→ **Records for the exercise**:
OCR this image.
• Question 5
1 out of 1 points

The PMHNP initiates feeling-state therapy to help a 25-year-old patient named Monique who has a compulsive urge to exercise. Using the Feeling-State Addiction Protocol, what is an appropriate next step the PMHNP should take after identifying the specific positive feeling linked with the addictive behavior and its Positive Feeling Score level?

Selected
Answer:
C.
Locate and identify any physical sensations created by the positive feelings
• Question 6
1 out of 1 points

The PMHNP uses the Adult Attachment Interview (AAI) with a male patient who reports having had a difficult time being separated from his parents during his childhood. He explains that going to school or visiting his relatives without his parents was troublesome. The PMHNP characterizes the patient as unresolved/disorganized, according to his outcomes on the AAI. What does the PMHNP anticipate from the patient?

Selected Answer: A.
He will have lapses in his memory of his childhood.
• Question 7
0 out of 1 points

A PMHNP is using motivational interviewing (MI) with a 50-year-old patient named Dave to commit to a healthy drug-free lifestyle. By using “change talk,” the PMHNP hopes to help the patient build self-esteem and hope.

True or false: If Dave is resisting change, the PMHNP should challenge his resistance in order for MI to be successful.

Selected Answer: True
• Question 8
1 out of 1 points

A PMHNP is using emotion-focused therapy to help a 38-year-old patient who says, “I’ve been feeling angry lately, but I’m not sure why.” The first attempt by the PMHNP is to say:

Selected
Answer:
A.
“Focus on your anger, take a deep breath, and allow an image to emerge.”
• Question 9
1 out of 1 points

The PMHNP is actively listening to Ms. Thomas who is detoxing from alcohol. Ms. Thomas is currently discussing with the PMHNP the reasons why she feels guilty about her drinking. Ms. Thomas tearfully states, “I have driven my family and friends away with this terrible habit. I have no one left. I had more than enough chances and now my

→ **What to work on**: The lines to copy are those in the listing that contain the word "take".

→ **Answer to the problem**:
The PMHNP initiates feeling-state therapy to help a 25-year-old patient named Monique who has a compulsive urge to exercise. Using the Feeling-State Addiction Protocol, what is an appropriate next step the PMHNP should take after identifying the specific positive feeling linked with the addictive behavior and its Positive Feeling Score level?
“Focus on your anger, take a deep breath, and allow an image to emerge.”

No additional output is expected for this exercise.